* [WORK TO BE COMPLETED]: Go through the entries and transcribe each one exactly, dropping the pictures.

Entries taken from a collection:
/---

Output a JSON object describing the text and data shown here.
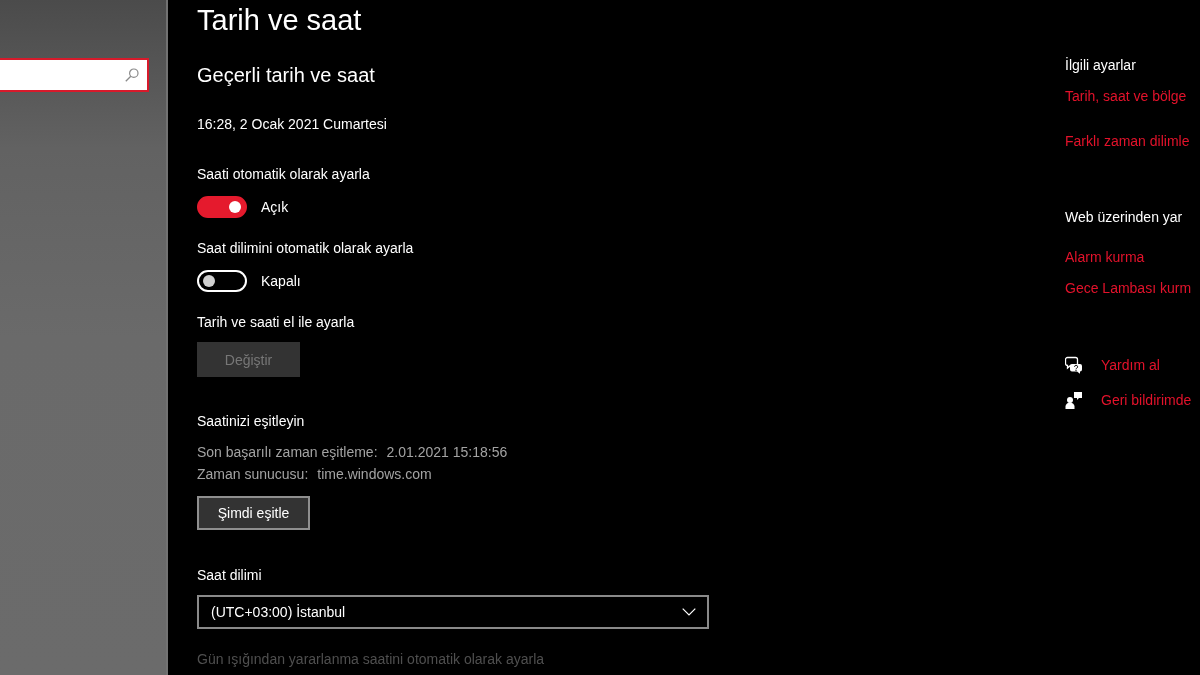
{
  "sidebar": {
    "search": {
      "focused": true
    }
  },
  "page": {
    "title": "Tarih ve saat"
  },
  "current": {
    "heading": "Geçerli tarih ve saat",
    "datetime": "16:28, 2 Ocak 2021 Cumartesi"
  },
  "settings": [
    {
      "kind": "toggle",
      "label": "Saati otomatik olarak ayarla",
      "on": true,
      "state_text": "Açık"
    },
    {
      "kind": "toggle",
      "label": "Saat dilimini otomatik olarak ayarla",
      "on": false,
      "state_text": "Kapalı"
    },
    {
      "kind": "button",
      "label": "Tarih ve saati el ile ayarla",
      "button": {
        "label": "Değiştir",
        "disabled": true
      }
    }
  ],
  "sync": {
    "heading": "Saatinizi eşitleyin",
    "details": [
      {
        "label": "Son başarılı zaman eşitleme:",
        "value": "2.01.2021 15:18:56"
      },
      {
        "label": "Zaman sunucusu:",
        "value": "time.windows.com"
      }
    ],
    "button": {
      "label": "Şimdi eşitle",
      "disabled": false
    }
  },
  "time_zone": {
    "label": "Saat dilimi",
    "value": "(UTC+03:00) İstanbul"
  },
  "daylight_saving": {
    "label": "Gün ışığından yararlanma saatini otomatik olarak ayarla",
    "disabled": true
  },
  "related": [
    {
      "heading": "İlgili ayarlar",
      "links": [
        "Tarih, saat ve bölge",
        "Farklı zaman dilimle"
      ]
    },
    {
      "heading": "Web üzerinden yar",
      "links": [
        "Alarm kurma",
        "Gece Lambası kurm"
      ]
    }
  ],
  "support": [
    {
      "kind": "help",
      "label": "Yardım al"
    },
    {
      "kind": "feedback",
      "label": "Geri bildirimde"
    }
  ]
}
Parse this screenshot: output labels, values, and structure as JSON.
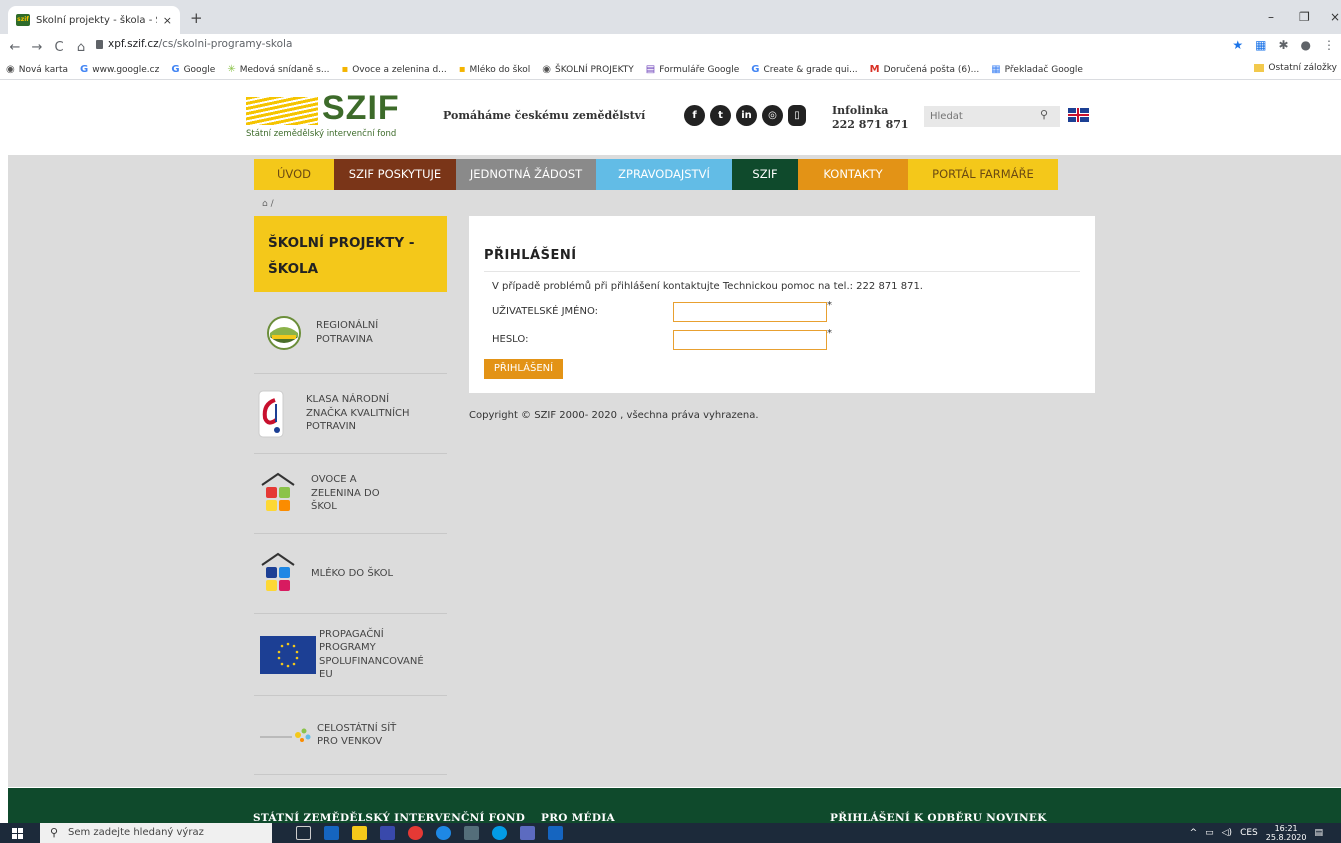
{
  "browser": {
    "tab_title": "Školní projekty - škola - Státní ze",
    "tab_close": "×",
    "new_tab": "+",
    "url_host": "xpf.szif.cz",
    "url_path": "/cs/skolni-programy-skola",
    "win_min": "–",
    "win_max": "❐",
    "win_close": "×",
    "nav_back": "←",
    "nav_forward": "→",
    "nav_reload": "C",
    "nav_home": "⌂",
    "bookmarks": [
      {
        "icon": "◉",
        "label": "Nová karta",
        "color": "#555555"
      },
      {
        "icon": "G",
        "label": "www.google.cz",
        "color": "#4285f4"
      },
      {
        "icon": "G",
        "label": "Google",
        "color": "#4285f4"
      },
      {
        "icon": "✳",
        "label": "Medová snídaně s...",
        "color": "#8bc34a"
      },
      {
        "icon": "▪",
        "label": "Ovoce a zelenina d...",
        "color": "#f4b400"
      },
      {
        "icon": "▪",
        "label": "Mléko do škol",
        "color": "#f4b400"
      },
      {
        "icon": "◉",
        "label": "ŠKOLNÍ PROJEKTY",
        "color": "#555555"
      },
      {
        "icon": "▤",
        "label": "Formuláře Google",
        "color": "#673ab7"
      },
      {
        "icon": "G",
        "label": "Create & grade qui...",
        "color": "#4285f4"
      },
      {
        "icon": "M",
        "label": "Doručená pošta (6)...",
        "color": "#d93025"
      },
      {
        "icon": "▦",
        "label": "Překladač Google",
        "color": "#4285f4"
      }
    ],
    "other_bookmarks": "Ostatní záložky"
  },
  "header": {
    "logo_text": "SZIF",
    "logo_subtitle": "Státní zemědělský intervenční fond",
    "slogan": "Pomáháme českému zemědělství",
    "social": [
      "f",
      "t",
      "in",
      "◎",
      "▯"
    ],
    "infolinka_label": "Infolinka",
    "infolinka_number": "222 871 871",
    "search_placeholder": "Hledat",
    "search_icon": "🔍"
  },
  "nav": [
    {
      "label": "ÚVOD",
      "bg": "#f4c81a",
      "color": "#6b4a12"
    },
    {
      "label": "SZIF POSKYTUJE",
      "bg": "#7a3518",
      "color": "#ffffff"
    },
    {
      "label": "JEDNOTNÁ ŽÁDOST",
      "bg": "#8a8a8a",
      "color": "#ffffff"
    },
    {
      "label": "ZPRAVODAJSTVÍ",
      "bg": "#62bce6",
      "color": "#ffffff"
    },
    {
      "label": "SZIF",
      "bg": "#0f4a2c",
      "color": "#ffffff"
    },
    {
      "label": "KONTAKTY",
      "bg": "#e39316",
      "color": "#ffffff"
    },
    {
      "label": "PORTÁL FARMÁŘE",
      "bg": "#f4c81a",
      "color": "#6b4a12"
    }
  ],
  "breadcrumb": "🏠 /",
  "sidebar": {
    "title": "ŠKOLNÍ PROJEKTY - ŠKOLA",
    "items": [
      {
        "label": "REGIONÁLNÍ POTRAVINA"
      },
      {
        "label": "KLASA NÁRODNÍ ZNAČKA KVALITNÍCH POTRAVIN"
      },
      {
        "label": "OVOCE A ZELENINA DO ŠKOL"
      },
      {
        "label": "MLÉKO DO ŠKOL"
      },
      {
        "label": "PROPAGAČNÍ PROGRAMY SPOLUFINANCOVANÉ EU"
      },
      {
        "label": "CELOSTÁTNÍ SÍŤ PRO VENKOV"
      }
    ]
  },
  "login": {
    "title": "PŘIHLÁŠENÍ",
    "info": "V případě problémů při přihlášení kontaktujte Technickou pomoc na tel.: 222 871 871.",
    "username_label": "UŽIVATELSKÉ JMÉNO:",
    "password_label": "HESLO:",
    "required_mark": "*",
    "username_value": "",
    "password_value": "",
    "submit_label": "PŘIHLÁŠENÍ"
  },
  "copyright": "Copyright © SZIF 2000- 2020 , všechna práva vyhrazena.",
  "footer": {
    "col1": "STÁTNÍ ZEMĚDĚLSKÝ INTERVENČNÍ FOND",
    "col2": "PRO MÉDIA",
    "col3": "PŘIHLÁŠENÍ K ODBĚRU NOVINEK"
  },
  "taskbar": {
    "search_placeholder": "Sem zadejte hledaný výraz",
    "language": "CES",
    "time": "16:21",
    "date": "25.8.2020"
  }
}
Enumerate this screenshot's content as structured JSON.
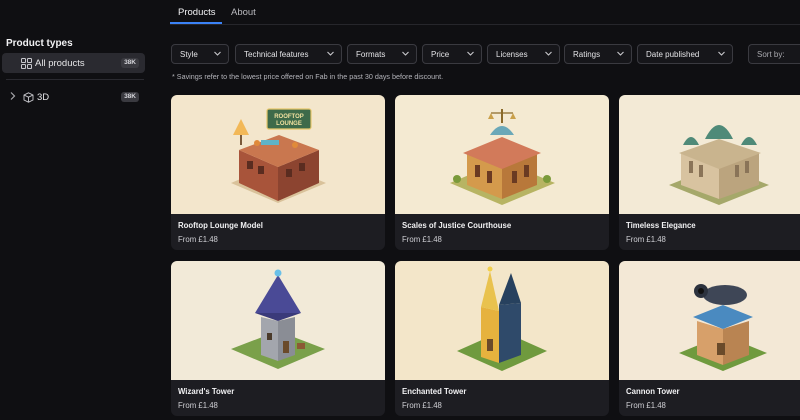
{
  "sidebar": {
    "title": "Product types",
    "items": [
      {
        "label": "All products",
        "count": "38K",
        "icon": "grid-icon"
      },
      {
        "label": "3D",
        "count": "38K",
        "icon": "cube-icon"
      }
    ]
  },
  "tabs": [
    {
      "label": "Products",
      "active": true
    },
    {
      "label": "About",
      "active": false
    }
  ],
  "filters": [
    "Style",
    "Technical features",
    "Formats",
    "Price",
    "Licenses",
    "Ratings",
    "Date published"
  ],
  "sort_label": "Sort by:",
  "note": "* Savings refer to the lowest price offered on Fab in the past 30 days before discount.",
  "products": [
    {
      "name": "Rooftop Lounge Model",
      "price": "From £1.48",
      "sign_text": "ROOFTOP LOUNGE"
    },
    {
      "name": "Scales of Justice Courthouse",
      "price": "From £1.48"
    },
    {
      "name": "Timeless Elegance",
      "price": "From £1.48"
    },
    {
      "name": "Wizard's Tower",
      "price": "From £1.48"
    },
    {
      "name": "Enchanted Tower",
      "price": "From £1.48"
    },
    {
      "name": "Cannon Tower",
      "price": "From £1.48"
    }
  ],
  "colors": {
    "background": "#0f0f12",
    "card": "#1d1d22",
    "accent": "#3b82f6",
    "thumb_bg": "#f3e9d4"
  }
}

\---

* [RESULT FOR THIS EXERCISE]:
Output a JSON object describing the text and data shown here.
{
  "sidebar": {
    "search": {
      "focused": true
    }
  },
  "page": {
    "title": "Tarih ve saat"
  },
  "current": {
    "heading": "Geçerli tarih ve saat",
    "datetime": "16:28, 2 Ocak 2021 Cumartesi"
  },
  "settings": [
    {
      "kind": "toggle",
      "label": "Saati otomatik olarak ayarla",
      "on": true,
      "state_text": "Açık"
    },
    {
      "kind": "toggle",
      "label": "Saat dilimini otomatik olarak ayarla",
      "on": false,
      "state_text": "Kapalı"
    },
    {
      "kind": "button",
      "label": "Tarih ve saati el ile ayarla",
      "button": {
        "label": "Değiştir",
        "disabled": true
      }
    }
  ],
  "sync": {
    "heading": "Saatinizi eşitleyin",
    "details": [
      {
        "label": "Son başarılı zaman eşitleme:",
        "value": "2.01.2021 15:18:56"
      },
      {
        "label": "Zaman sunucusu:",
        "value": "time.windows.com"
      }
    ],
    "button": {
      "label": "Şimdi eşitle",
      "disabled": false
    }
  },
  "time_zone": {
    "label": "Saat dilimi",
    "value": "(UTC+03:00) İstanbul"
  },
  "daylight_saving": {
    "label": "Gün ışığından yararlanma saatini otomatik olarak ayarla",
    "disabled": true
  },
  "related": [
    {
      "heading": "İlgili ayarlar",
      "links": [
        "Tarih, saat ve bölge",
        "Farklı zaman dilimle"
      ]
    },
    {
      "heading": "Web üzerinden yar",
      "links": [
        "Alarm kurma",
        "Gece Lambası kurm"
      ]
    }
  ],
  "support": [
    {
      "kind": "help",
      "label": "Yardım al"
    },
    {
      "kind": "feedback",
      "label": "Geri bildirimde"
    }
  ]
}
Parse this screenshot: output labels, values, and structure as JSON.
{
  "browser": {
    "tab_title": "Školní projekty - škola - Státní ze",
    "tab_close": "×",
    "new_tab": "+",
    "url_host": "xpf.szif.cz",
    "url_path": "/cs/skolni-programy-skola",
    "win_min": "–",
    "win_max": "❐",
    "win_close": "×",
    "nav_back": "←",
    "nav_forward": "→",
    "nav_reload": "C",
    "nav_home": "⌂",
    "bookmarks": [
      {
        "icon": "◉",
        "label": "Nová karta",
        "color": "#555555"
      },
      {
        "icon": "G",
        "label": "www.google.cz",
        "color": "#4285f4"
      },
      {
        "icon": "G",
        "label": "Google",
        "color": "#4285f4"
      },
      {
        "icon": "✳",
        "label": "Medová snídaně s...",
        "color": "#8bc34a"
      },
      {
        "icon": "▪",
        "label": "Ovoce a zelenina d...",
        "color": "#f4b400"
      },
      {
        "icon": "▪",
        "label": "Mléko do škol",
        "color": "#f4b400"
      },
      {
        "icon": "◉",
        "label": "ŠKOLNÍ PROJEKTY",
        "color": "#555555"
      },
      {
        "icon": "▤",
        "label": "Formuláře Google",
        "color": "#673ab7"
      },
      {
        "icon": "G",
        "label": "Create & grade qui...",
        "color": "#4285f4"
      },
      {
        "icon": "M",
        "label": "Doručená pošta (6)...",
        "color": "#d93025"
      },
      {
        "icon": "▦",
        "label": "Překladač Google",
        "color": "#4285f4"
      }
    ],
    "other_bookmarks": "Ostatní záložky"
  },
  "header": {
    "logo_text": "SZIF",
    "logo_subtitle": "Státní zemědělský intervenční fond",
    "slogan": "Pomáháme českému zemědělství",
    "social": [
      "f",
      "t",
      "in",
      "◎",
      "▯"
    ],
    "infolinka_label": "Infolinka",
    "infolinka_number": "222 871 871",
    "search_placeholder": "Hledat",
    "search_icon": "🔍"
  },
  "nav": [
    {
      "label": "ÚVOD",
      "bg": "#f4c81a",
      "color": "#6b4a12"
    },
    {
      "label": "SZIF POSKYTUJE",
      "bg": "#7a3518",
      "color": "#ffffff"
    },
    {
      "label": "JEDNOTNÁ ŽÁDOST",
      "bg": "#8a8a8a",
      "color": "#ffffff"
    },
    {
      "label": "ZPRAVODAJSTVÍ",
      "bg": "#62bce6",
      "color": "#ffffff"
    },
    {
      "label": "SZIF",
      "bg": "#0f4a2c",
      "color": "#ffffff"
    },
    {
      "label": "KONTAKTY",
      "bg": "#e39316",
      "color": "#ffffff"
    },
    {
      "label": "PORTÁL FARMÁŘE",
      "bg": "#f4c81a",
      "color": "#6b4a12"
    }
  ],
  "breadcrumb": "🏠 /",
  "sidebar": {
    "title": "ŠKOLNÍ PROJEKTY - ŠKOLA",
    "items": [
      {
        "label": "REGIONÁLNÍ POTRAVINA"
      },
      {
        "label": "KLASA NÁRODNÍ ZNAČKA KVALITNÍCH POTRAVIN"
      },
      {
        "label": "OVOCE A ZELENINA DO ŠKOL"
      },
      {
        "label": "MLÉKO DO ŠKOL"
      },
      {
        "label": "PROPAGAČNÍ PROGRAMY SPOLUFINANCOVANÉ EU"
      },
      {
        "label": "CELOSTÁTNÍ SÍŤ PRO VENKOV"
      }
    ]
  },
  "login": {
    "title": "PŘIHLÁŠENÍ",
    "info": "V případě problémů při přihlášení kontaktujte Technickou pomoc na tel.: 222 871 871.",
    "username_label": "UŽIVATELSKÉ JMÉNO:",
    "password_label": "HESLO:",
    "required_mark": "*",
    "username_value": "",
    "password_value": "",
    "submit_label": "PŘIHLÁŠENÍ"
  },
  "copyright": "Copyright © SZIF 2000- 2020 , všechna práva vyhrazena.",
  "footer": {
    "col1": "STÁTNÍ ZEMĚDĚLSKÝ INTERVENČNÍ FOND",
    "col2": "PRO MÉDIA",
    "col3": "PŘIHLÁŠENÍ K ODBĚRU NOVINEK"
  },
  "taskbar": {
    "search_placeholder": "Sem zadejte hledaný výraz",
    "language": "CES",
    "time": "16:21",
    "date": "25.8.2020"
  }
}
Enumerate this screenshot's content as structured JSON.
{
  "sidebar": {
    "title": "Product types",
    "items": [
      {
        "label": "All products",
        "count": "38K",
        "icon": "grid-icon"
      },
      {
        "label": "3D",
        "count": "38K",
        "icon": "cube-icon"
      }
    ]
  },
  "tabs": [
    {
      "label": "Products",
      "active": true
    },
    {
      "label": "About",
      "active": false
    }
  ],
  "filters": [
    "Style",
    "Technical features",
    "Formats",
    "Price",
    "Licenses",
    "Ratings",
    "Date published"
  ],
  "sort_label": "Sort by:",
  "note": "* Savings refer to the lowest price offered on Fab in the past 30 days before discount.",
  "products": [
    {
      "name": "Rooftop Lounge Model",
      "price": "From £1.48",
      "sign_text": "ROOFTOP LOUNGE"
    },
    {
      "name": "Scales of Justice Courthouse",
      "price": "From £1.48"
    },
    {
      "name": "Timeless Elegance",
      "price": "From £1.48"
    },
    {
      "name": "Wizard's Tower",
      "price": "From £1.48"
    },
    {
      "name": "Enchanted Tower",
      "price": "From £1.48"
    },
    {
      "name": "Cannon Tower",
      "price": "From £1.48"
    }
  ],
  "colors": {
    "background": "#0f0f12",
    "card": "#1d1d22",
    "accent": "#3b82f6",
    "thumb_bg": "#f3e9d4"
  }
}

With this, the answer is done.